● INSTRUCTIONS FOR THE TASK:
Can you restate the records below word for word?

## START INFORMATION SUPPLIED

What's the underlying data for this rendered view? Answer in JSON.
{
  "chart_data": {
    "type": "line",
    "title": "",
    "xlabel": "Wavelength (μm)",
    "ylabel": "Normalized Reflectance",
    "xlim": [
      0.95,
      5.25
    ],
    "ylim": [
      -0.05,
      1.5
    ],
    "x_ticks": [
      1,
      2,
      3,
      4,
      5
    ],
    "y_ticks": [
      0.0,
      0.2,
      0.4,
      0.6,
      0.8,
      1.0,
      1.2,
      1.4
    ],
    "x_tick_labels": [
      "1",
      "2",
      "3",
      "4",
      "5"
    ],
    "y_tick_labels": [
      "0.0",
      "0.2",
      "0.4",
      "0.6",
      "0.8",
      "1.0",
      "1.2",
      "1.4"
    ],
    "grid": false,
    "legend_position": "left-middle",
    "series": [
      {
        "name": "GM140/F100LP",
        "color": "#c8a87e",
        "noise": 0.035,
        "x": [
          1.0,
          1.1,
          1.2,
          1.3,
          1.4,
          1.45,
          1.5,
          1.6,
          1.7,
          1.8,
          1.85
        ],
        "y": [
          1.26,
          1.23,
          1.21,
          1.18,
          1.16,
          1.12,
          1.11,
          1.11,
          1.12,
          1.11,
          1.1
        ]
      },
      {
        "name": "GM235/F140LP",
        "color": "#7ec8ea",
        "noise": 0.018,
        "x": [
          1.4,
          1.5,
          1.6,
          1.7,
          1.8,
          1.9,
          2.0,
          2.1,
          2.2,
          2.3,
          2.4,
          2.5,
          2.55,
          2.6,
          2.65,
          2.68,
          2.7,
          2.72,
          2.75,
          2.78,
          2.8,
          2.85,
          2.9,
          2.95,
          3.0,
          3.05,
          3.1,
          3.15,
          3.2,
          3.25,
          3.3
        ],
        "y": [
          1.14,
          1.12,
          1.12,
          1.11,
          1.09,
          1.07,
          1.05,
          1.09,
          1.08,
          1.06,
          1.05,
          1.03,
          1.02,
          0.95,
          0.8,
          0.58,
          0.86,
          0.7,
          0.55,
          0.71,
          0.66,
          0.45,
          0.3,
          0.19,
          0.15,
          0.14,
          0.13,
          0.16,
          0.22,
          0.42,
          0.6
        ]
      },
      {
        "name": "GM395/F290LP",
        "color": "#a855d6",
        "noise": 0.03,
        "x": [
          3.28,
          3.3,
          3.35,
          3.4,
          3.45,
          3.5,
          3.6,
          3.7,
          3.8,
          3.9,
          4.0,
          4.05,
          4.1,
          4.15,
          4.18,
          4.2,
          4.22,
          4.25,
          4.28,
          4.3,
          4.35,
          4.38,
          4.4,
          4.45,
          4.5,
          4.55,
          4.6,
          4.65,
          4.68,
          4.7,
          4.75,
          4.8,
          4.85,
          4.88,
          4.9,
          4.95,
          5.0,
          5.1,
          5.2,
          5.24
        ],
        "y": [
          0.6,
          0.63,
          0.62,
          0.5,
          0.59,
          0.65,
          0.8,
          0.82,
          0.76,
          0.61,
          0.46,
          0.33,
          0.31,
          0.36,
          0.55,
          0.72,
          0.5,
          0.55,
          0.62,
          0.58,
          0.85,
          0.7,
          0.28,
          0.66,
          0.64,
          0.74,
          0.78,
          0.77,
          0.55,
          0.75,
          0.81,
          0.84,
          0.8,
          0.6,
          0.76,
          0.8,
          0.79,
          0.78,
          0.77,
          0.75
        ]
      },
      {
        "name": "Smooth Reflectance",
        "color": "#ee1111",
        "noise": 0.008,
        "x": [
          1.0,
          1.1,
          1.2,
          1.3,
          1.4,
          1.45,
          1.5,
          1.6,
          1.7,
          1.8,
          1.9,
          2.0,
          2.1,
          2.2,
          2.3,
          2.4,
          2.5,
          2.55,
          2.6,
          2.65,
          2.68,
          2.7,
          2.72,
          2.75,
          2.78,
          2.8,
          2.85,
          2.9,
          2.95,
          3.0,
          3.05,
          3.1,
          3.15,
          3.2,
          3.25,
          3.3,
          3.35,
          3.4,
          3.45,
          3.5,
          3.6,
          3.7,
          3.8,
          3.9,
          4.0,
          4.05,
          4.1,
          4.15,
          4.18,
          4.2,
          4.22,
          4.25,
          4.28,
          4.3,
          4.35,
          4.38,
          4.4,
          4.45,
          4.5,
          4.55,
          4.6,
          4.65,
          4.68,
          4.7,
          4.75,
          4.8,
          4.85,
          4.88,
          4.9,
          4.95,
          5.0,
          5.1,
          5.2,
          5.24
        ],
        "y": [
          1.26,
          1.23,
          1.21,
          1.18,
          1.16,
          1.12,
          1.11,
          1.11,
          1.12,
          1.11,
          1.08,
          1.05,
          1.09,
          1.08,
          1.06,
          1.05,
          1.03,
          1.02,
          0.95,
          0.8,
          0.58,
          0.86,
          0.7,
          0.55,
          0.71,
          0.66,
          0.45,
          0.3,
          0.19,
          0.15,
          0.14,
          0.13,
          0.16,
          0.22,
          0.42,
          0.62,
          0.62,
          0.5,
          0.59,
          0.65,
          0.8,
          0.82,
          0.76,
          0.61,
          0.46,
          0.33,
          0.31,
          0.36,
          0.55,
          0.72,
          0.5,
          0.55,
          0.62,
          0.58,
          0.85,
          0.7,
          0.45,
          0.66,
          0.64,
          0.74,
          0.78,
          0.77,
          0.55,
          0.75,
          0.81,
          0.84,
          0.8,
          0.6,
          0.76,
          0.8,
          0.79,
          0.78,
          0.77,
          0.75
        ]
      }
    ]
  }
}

## END INFORMATION SUPPLIED

● RIGHT ANSWER:
What's the underlying data for this rendered view? Answer in JSON.
{
  "chart_data": {
    "type": "line",
    "title": "",
    "xlabel": "Wavelength (μm)",
    "ylabel": "Normalized Reflectance",
    "xlim": [
      0.95,
      5.25
    ],
    "ylim": [
      -0.05,
      1.5
    ],
    "x_ticks": [
      1,
      2,
      3,
      4,
      5
    ],
    "y_ticks": [
      0.0,
      0.2,
      0.4,
      0.6,
      0.8,
      1.0,
      1.2,
      1.4
    ],
    "x_tick_labels": [
      "1",
      "2",
      "3",
      "4",
      "5"
    ],
    "y_tick_labels": [
      "0.0",
      "0.2",
      "0.4",
      "0.6",
      "0.8",
      "1.0",
      "1.2",
      "1.4"
    ],
    "grid": false,
    "legend_position": "left-middle",
    "series": [
      {
        "name": "GM140/F100LP",
        "color": "#c8a87e",
        "noise": 0.035,
        "x": [
          1.0,
          1.1,
          1.2,
          1.3,
          1.4,
          1.45,
          1.5,
          1.6,
          1.7,
          1.8,
          1.85
        ],
        "y": [
          1.26,
          1.23,
          1.21,
          1.18,
          1.16,
          1.12,
          1.11,
          1.11,
          1.12,
          1.11,
          1.1
        ]
      },
      {
        "name": "GM235/F140LP",
        "color": "#7ec8ea",
        "noise": 0.018,
        "x": [
          1.4,
          1.5,
          1.6,
          1.7,
          1.8,
          1.9,
          2.0,
          2.1,
          2.2,
          2.3,
          2.4,
          2.5,
          2.55,
          2.6,
          2.65,
          2.68,
          2.7,
          2.72,
          2.75,
          2.78,
          2.8,
          2.85,
          2.9,
          2.95,
          3.0,
          3.05,
          3.1,
          3.15,
          3.2,
          3.25,
          3.3
        ],
        "y": [
          1.14,
          1.12,
          1.12,
          1.11,
          1.09,
          1.07,
          1.05,
          1.09,
          1.08,
          1.06,
          1.05,
          1.03,
          1.02,
          0.95,
          0.8,
          0.58,
          0.86,
          0.7,
          0.55,
          0.71,
          0.66,
          0.45,
          0.3,
          0.19,
          0.15,
          0.14,
          0.13,
          0.16,
          0.22,
          0.42,
          0.6
        ]
      },
      {
        "name": "GM395/F290LP",
        "color": "#a855d6",
        "noise": 0.03,
        "x": [
          3.28,
          3.3,
          3.35,
          3.4,
          3.45,
          3.5,
          3.6,
          3.7,
          3.8,
          3.9,
          4.0,
          4.05,
          4.1,
          4.15,
          4.18,
          4.2,
          4.22,
          4.25,
          4.28,
          4.3,
          4.35,
          4.38,
          4.4,
          4.45,
          4.5,
          4.55,
          4.6,
          4.65,
          4.68,
          4.7,
          4.75,
          4.8,
          4.85,
          4.88,
          4.9,
          4.95,
          5.0,
          5.1,
          5.2,
          5.24
        ],
        "y": [
          0.6,
          0.63,
          0.62,
          0.5,
          0.59,
          0.65,
          0.8,
          0.82,
          0.76,
          0.61,
          0.46,
          0.33,
          0.31,
          0.36,
          0.55,
          0.72,
          0.5,
          0.55,
          0.62,
          0.58,
          0.85,
          0.7,
          0.28,
          0.66,
          0.64,
          0.74,
          0.78,
          0.77,
          0.55,
          0.75,
          0.81,
          0.84,
          0.8,
          0.6,
          0.76,
          0.8,
          0.79,
          0.78,
          0.77,
          0.75
        ]
      },
      {
        "name": "Smooth Reflectance",
        "color": "#ee1111",
        "noise": 0.008,
        "x": [
          1.0,
          1.1,
          1.2,
          1.3,
          1.4,
          1.45,
          1.5,
          1.6,
          1.7,
          1.8,
          1.9,
          2.0,
          2.1,
          2.2,
          2.3,
          2.4,
          2.5,
          2.55,
          2.6,
          2.65,
          2.68,
          2.7,
          2.72,
          2.75,
          2.78,
          2.8,
          2.85,
          2.9,
          2.95,
          3.0,
          3.05,
          3.1,
          3.15,
          3.2,
          3.25,
          3.3,
          3.35,
          3.4,
          3.45,
          3.5,
          3.6,
          3.7,
          3.8,
          3.9,
          4.0,
          4.05,
          4.1,
          4.15,
          4.18,
          4.2,
          4.22,
          4.25,
          4.28,
          4.3,
          4.35,
          4.38,
          4.4,
          4.45,
          4.5,
          4.55,
          4.6,
          4.65,
          4.68,
          4.7,
          4.75,
          4.8,
          4.85,
          4.88,
          4.9,
          4.95,
          5.0,
          5.1,
          5.2,
          5.24
        ],
        "y": [
          1.26,
          1.23,
          1.21,
          1.18,
          1.16,
          1.12,
          1.11,
          1.11,
          1.12,
          1.11,
          1.08,
          1.05,
          1.09,
          1.08,
          1.06,
          1.05,
          1.03,
          1.02,
          0.95,
          0.8,
          0.58,
          0.86,
          0.7,
          0.55,
          0.71,
          0.66,
          0.45,
          0.3,
          0.19,
          0.15,
          0.14,
          0.13,
          0.16,
          0.22,
          0.42,
          0.62,
          0.62,
          0.5,
          0.59,
          0.65,
          0.8,
          0.82,
          0.76,
          0.61,
          0.46,
          0.33,
          0.31,
          0.36,
          0.55,
          0.72,
          0.5,
          0.55,
          0.62,
          0.58,
          0.85,
          0.7,
          0.45,
          0.66,
          0.64,
          0.74,
          0.78,
          0.77,
          0.55,
          0.75,
          0.81,
          0.84,
          0.8,
          0.6,
          0.76,
          0.8,
          0.79,
          0.78,
          0.77,
          0.75
        ]
      }
    ]
  }
}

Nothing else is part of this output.